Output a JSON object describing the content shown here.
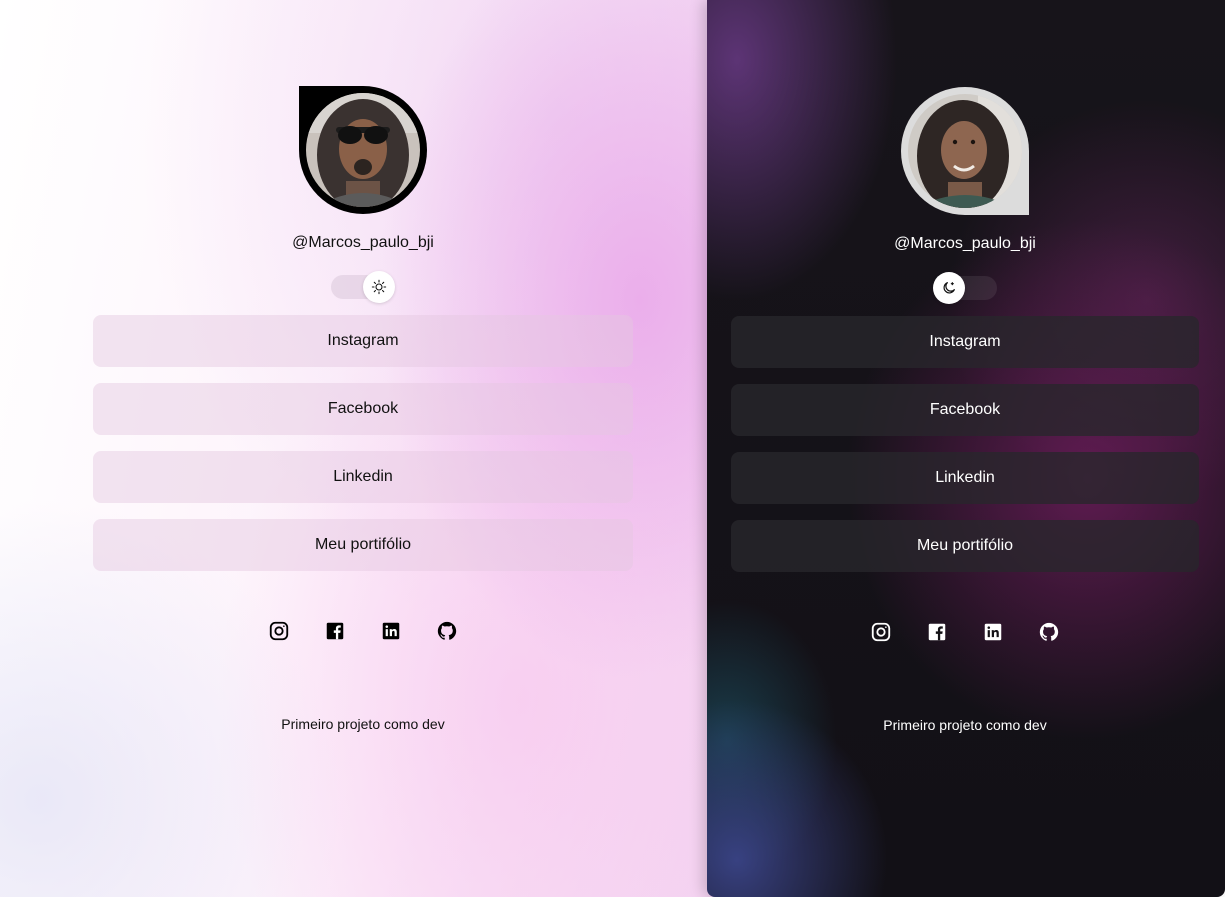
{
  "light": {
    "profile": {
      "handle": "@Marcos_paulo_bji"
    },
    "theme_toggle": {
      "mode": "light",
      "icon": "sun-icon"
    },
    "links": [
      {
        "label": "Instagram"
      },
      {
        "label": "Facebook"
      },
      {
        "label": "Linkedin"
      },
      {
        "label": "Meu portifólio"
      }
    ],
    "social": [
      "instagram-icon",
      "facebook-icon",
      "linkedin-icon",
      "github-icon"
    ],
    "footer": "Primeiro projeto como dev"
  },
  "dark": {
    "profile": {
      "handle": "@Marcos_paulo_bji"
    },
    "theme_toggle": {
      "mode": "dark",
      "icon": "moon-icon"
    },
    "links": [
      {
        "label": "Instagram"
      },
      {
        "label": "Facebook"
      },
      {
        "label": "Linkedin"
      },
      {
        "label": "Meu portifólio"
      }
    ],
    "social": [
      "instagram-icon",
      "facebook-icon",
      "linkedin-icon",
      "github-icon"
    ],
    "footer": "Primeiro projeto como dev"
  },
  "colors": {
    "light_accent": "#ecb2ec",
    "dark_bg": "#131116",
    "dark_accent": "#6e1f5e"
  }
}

Direction
Images do not belong in the copy; reproduce all other parts of the records above verbatim.

Problem solution
Output a JSON object describing the content shown here.
{
  "light": {
    "profile": {
      "handle": "@Marcos_paulo_bji"
    },
    "theme_toggle": {
      "mode": "light",
      "icon": "sun-icon"
    },
    "links": [
      {
        "label": "Instagram"
      },
      {
        "label": "Facebook"
      },
      {
        "label": "Linkedin"
      },
      {
        "label": "Meu portifólio"
      }
    ],
    "social": [
      "instagram-icon",
      "facebook-icon",
      "linkedin-icon",
      "github-icon"
    ],
    "footer": "Primeiro projeto como dev"
  },
  "dark": {
    "profile": {
      "handle": "@Marcos_paulo_bji"
    },
    "theme_toggle": {
      "mode": "dark",
      "icon": "moon-icon"
    },
    "links": [
      {
        "label": "Instagram"
      },
      {
        "label": "Facebook"
      },
      {
        "label": "Linkedin"
      },
      {
        "label": "Meu portifólio"
      }
    ],
    "social": [
      "instagram-icon",
      "facebook-icon",
      "linkedin-icon",
      "github-icon"
    ],
    "footer": "Primeiro projeto como dev"
  },
  "colors": {
    "light_accent": "#ecb2ec",
    "dark_bg": "#131116",
    "dark_accent": "#6e1f5e"
  }
}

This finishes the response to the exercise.